▶ **STATED PROBLEM**
Retype the whole listing, please, keeping every line exact and dropping the pictures.

▶ **INFORMATION SHOWN**
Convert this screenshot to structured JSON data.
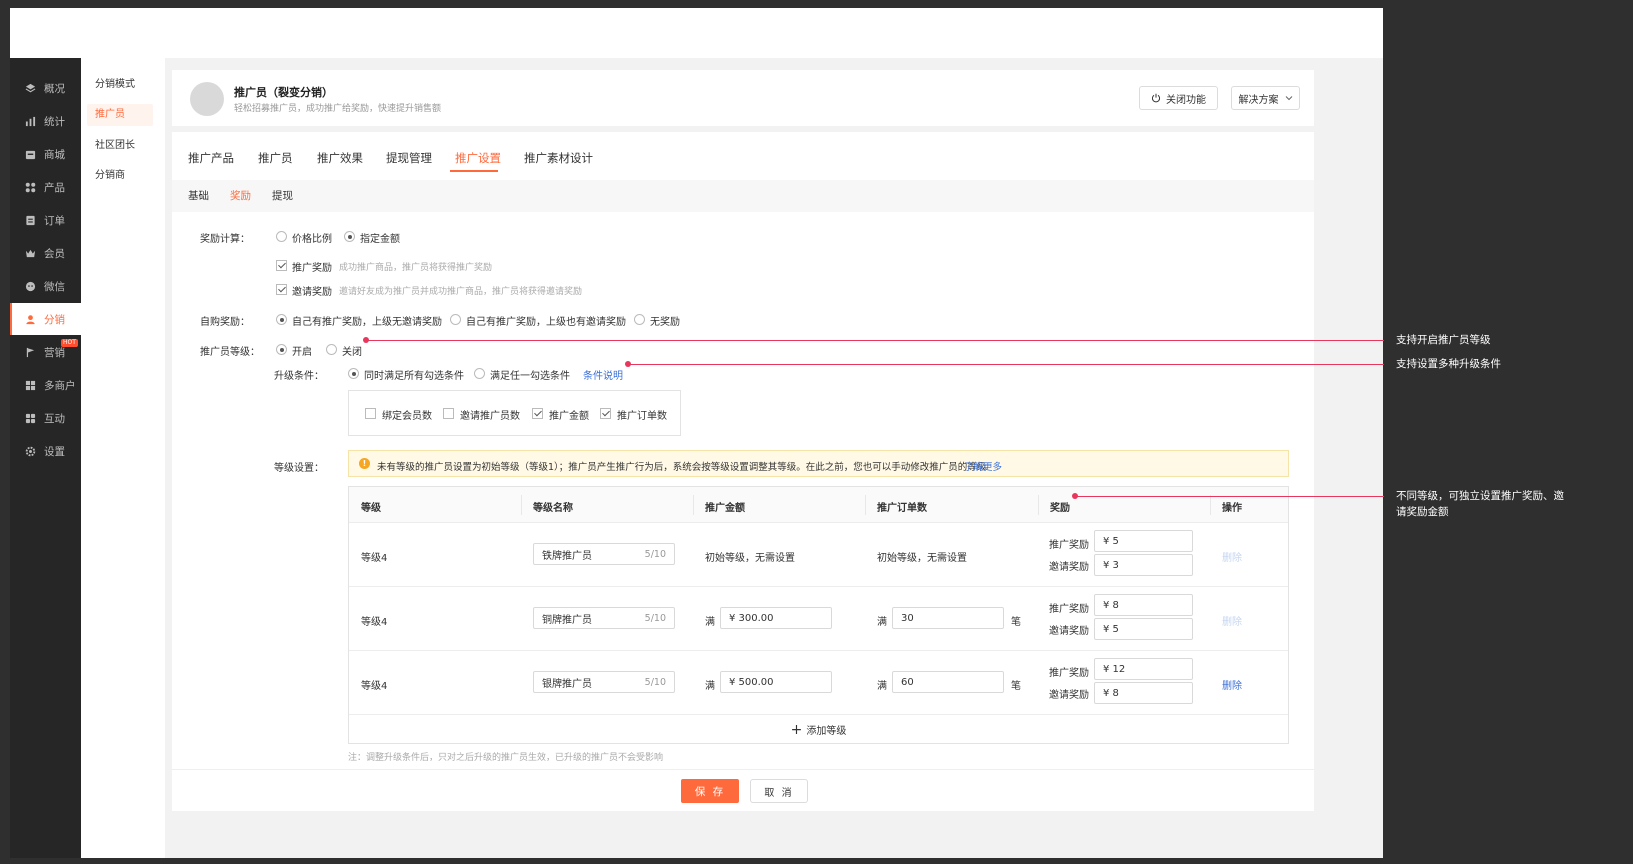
{
  "sidebar": {
    "items": [
      {
        "label": "概况",
        "icon": "layers-icon"
      },
      {
        "label": "统计",
        "icon": "chart-icon"
      },
      {
        "label": "商城",
        "icon": "shop-icon"
      },
      {
        "label": "产品",
        "icon": "grid-icon"
      },
      {
        "label": "订单",
        "icon": "order-icon"
      },
      {
        "label": "会员",
        "icon": "crown-icon"
      },
      {
        "label": "微信",
        "icon": "wechat-icon"
      },
      {
        "label": "分销",
        "icon": "user-icon"
      },
      {
        "label": "营销",
        "icon": "flag-icon"
      },
      {
        "label": "多商户",
        "icon": "store-icon"
      },
      {
        "label": "互动",
        "icon": "interact-icon"
      },
      {
        "label": "设置",
        "icon": "gear-icon"
      }
    ],
    "hot_badge": "HOT"
  },
  "subnav": {
    "items": [
      "分销模式",
      "推广员",
      "社区团长",
      "分销商"
    ]
  },
  "header": {
    "title": "推广员（裂变分销）",
    "subtitle": "轻松招募推广员，成功推广给奖励，快速提升销售额",
    "close_btn": "关闭功能",
    "solution_btn": "解决方案"
  },
  "tabs": [
    "推广产品",
    "推广员",
    "推广效果",
    "提现管理",
    "推广设置",
    "推广素材设计"
  ],
  "subtabs": [
    "基础",
    "奖励",
    "提现"
  ],
  "form": {
    "reward_calc_label": "奖励计算：",
    "reward_calc_options": [
      "价格比例",
      "指定金额"
    ],
    "promo_reward": {
      "label": "推广奖励",
      "desc": "成功推广商品，推广员将获得推广奖励"
    },
    "invite_reward": {
      "label": "邀请奖励",
      "desc": "邀请好友成为推广员并成功推广商品，推广员将获得邀请奖励"
    },
    "self_buy_label": "自购奖励：",
    "self_buy_options": [
      "自己有推广奖励，上级无邀请奖励",
      "自己有推广奖励，上级也有邀请奖励",
      "无奖励"
    ],
    "level_label": "推广员等级：",
    "level_options": [
      "开启",
      "关闭"
    ],
    "upgrade_label": "升级条件：",
    "upgrade_options": [
      "同时满足所有勾选条件",
      "满足任一勾选条件"
    ],
    "upgrade_link": "条件说明",
    "conditions": [
      {
        "label": "绑定会员数",
        "checked": false
      },
      {
        "label": "邀请推广员数",
        "checked": false
      },
      {
        "label": "推广金额",
        "checked": true
      },
      {
        "label": "推广订单数",
        "checked": true
      }
    ],
    "grade_label": "等级设置：",
    "alert_text": "未有等级的推广员设置为初始等级（等级1）；推广员产生推广行为后，系统会按等级设置调整其等级。在此之前，您也可以手动修改推广员的等级",
    "alert_link": "了解更多",
    "note": "注：调整升级条件后，只对之后升级的推广员生效，已升级的推广员不会受影响"
  },
  "table": {
    "headers": [
      "等级",
      "等级名称",
      "推广金额",
      "推广订单数",
      "奖励",
      "操作"
    ],
    "rows": [
      {
        "level": "等级4",
        "name": "铁牌推广员",
        "name_count": "5/10",
        "amount_text": "初始等级，无需设置",
        "orders_text": "初始等级，无需设置",
        "amount": "",
        "orders": "",
        "promo": "¥  5",
        "invite": "¥  3",
        "delete": "删除",
        "delete_enabled": false
      },
      {
        "level": "等级4",
        "name": "铜牌推广员",
        "name_count": "5/10",
        "amount_text": "",
        "orders_text": "",
        "amount": "¥   300.00",
        "orders": "30",
        "promo": "¥  8",
        "invite": "¥  5",
        "delete": "删除",
        "delete_enabled": false
      },
      {
        "level": "等级4",
        "name": "银牌推广员",
        "name_count": "5/10",
        "amount_text": "",
        "orders_text": "",
        "amount": "¥   500.00",
        "orders": "60",
        "promo": "¥  12",
        "invite": "¥  8",
        "delete": "删除",
        "delete_enabled": true
      }
    ],
    "full_prefix": "满",
    "orders_unit": "笔",
    "promo_label": "推广奖励",
    "invite_label": "邀请奖励",
    "add_level": "添加等级"
  },
  "footer": {
    "save": "保 存",
    "cancel": "取 消"
  },
  "annotations": [
    "支持开启推广员等级",
    "支持设置多种升级条件",
    "不同等级，可独立设置推广奖励、邀请奖励金额"
  ],
  "colors": {
    "accent": "#ff6a3d",
    "annotation": "#e8365d",
    "link": "#3a6fd8"
  }
}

▶ **RESPONSE BELOW**
Convert this screenshot to structured JSON data.
{
  "sidebar": {
    "items": [
      {
        "label": "概况",
        "icon": "layers-icon"
      },
      {
        "label": "统计",
        "icon": "chart-icon"
      },
      {
        "label": "商城",
        "icon": "shop-icon"
      },
      {
        "label": "产品",
        "icon": "grid-icon"
      },
      {
        "label": "订单",
        "icon": "order-icon"
      },
      {
        "label": "会员",
        "icon": "crown-icon"
      },
      {
        "label": "微信",
        "icon": "wechat-icon"
      },
      {
        "label": "分销",
        "icon": "user-icon"
      },
      {
        "label": "营销",
        "icon": "flag-icon"
      },
      {
        "label": "多商户",
        "icon": "store-icon"
      },
      {
        "label": "互动",
        "icon": "interact-icon"
      },
      {
        "label": "设置",
        "icon": "gear-icon"
      }
    ],
    "hot_badge": "HOT"
  },
  "subnav": {
    "items": [
      "分销模式",
      "推广员",
      "社区团长",
      "分销商"
    ]
  },
  "header": {
    "title": "推广员（裂变分销）",
    "subtitle": "轻松招募推广员，成功推广给奖励，快速提升销售额",
    "close_btn": "关闭功能",
    "solution_btn": "解决方案"
  },
  "tabs": [
    "推广产品",
    "推广员",
    "推广效果",
    "提现管理",
    "推广设置",
    "推广素材设计"
  ],
  "subtabs": [
    "基础",
    "奖励",
    "提现"
  ],
  "form": {
    "reward_calc_label": "奖励计算：",
    "reward_calc_options": [
      "价格比例",
      "指定金额"
    ],
    "promo_reward": {
      "label": "推广奖励",
      "desc": "成功推广商品，推广员将获得推广奖励"
    },
    "invite_reward": {
      "label": "邀请奖励",
      "desc": "邀请好友成为推广员并成功推广商品，推广员将获得邀请奖励"
    },
    "self_buy_label": "自购奖励：",
    "self_buy_options": [
      "自己有推广奖励，上级无邀请奖励",
      "自己有推广奖励，上级也有邀请奖励",
      "无奖励"
    ],
    "level_label": "推广员等级：",
    "level_options": [
      "开启",
      "关闭"
    ],
    "upgrade_label": "升级条件：",
    "upgrade_options": [
      "同时满足所有勾选条件",
      "满足任一勾选条件"
    ],
    "upgrade_link": "条件说明",
    "conditions": [
      {
        "label": "绑定会员数",
        "checked": false
      },
      {
        "label": "邀请推广员数",
        "checked": false
      },
      {
        "label": "推广金额",
        "checked": true
      },
      {
        "label": "推广订单数",
        "checked": true
      }
    ],
    "grade_label": "等级设置：",
    "alert_text": "未有等级的推广员设置为初始等级（等级1）；推广员产生推广行为后，系统会按等级设置调整其等级。在此之前，您也可以手动修改推广员的等级",
    "alert_link": "了解更多",
    "note": "注：调整升级条件后，只对之后升级的推广员生效，已升级的推广员不会受影响"
  },
  "table": {
    "headers": [
      "等级",
      "等级名称",
      "推广金额",
      "推广订单数",
      "奖励",
      "操作"
    ],
    "rows": [
      {
        "level": "等级4",
        "name": "铁牌推广员",
        "name_count": "5/10",
        "amount_text": "初始等级，无需设置",
        "orders_text": "初始等级，无需设置",
        "amount": "",
        "orders": "",
        "promo": "¥  5",
        "invite": "¥  3",
        "delete": "删除",
        "delete_enabled": false
      },
      {
        "level": "等级4",
        "name": "铜牌推广员",
        "name_count": "5/10",
        "amount_text": "",
        "orders_text": "",
        "amount": "¥   300.00",
        "orders": "30",
        "promo": "¥  8",
        "invite": "¥  5",
        "delete": "删除",
        "delete_enabled": false
      },
      {
        "level": "等级4",
        "name": "银牌推广员",
        "name_count": "5/10",
        "amount_text": "",
        "orders_text": "",
        "amount": "¥   500.00",
        "orders": "60",
        "promo": "¥  12",
        "invite": "¥  8",
        "delete": "删除",
        "delete_enabled": true
      }
    ],
    "full_prefix": "满",
    "orders_unit": "笔",
    "promo_label": "推广奖励",
    "invite_label": "邀请奖励",
    "add_level": "添加等级"
  },
  "footer": {
    "save": "保 存",
    "cancel": "取 消"
  },
  "annotations": [
    "支持开启推广员等级",
    "支持设置多种升级条件",
    "不同等级，可独立设置推广奖励、邀请奖励金额"
  ],
  "colors": {
    "accent": "#ff6a3d",
    "annotation": "#e8365d",
    "link": "#3a6fd8"
  }
}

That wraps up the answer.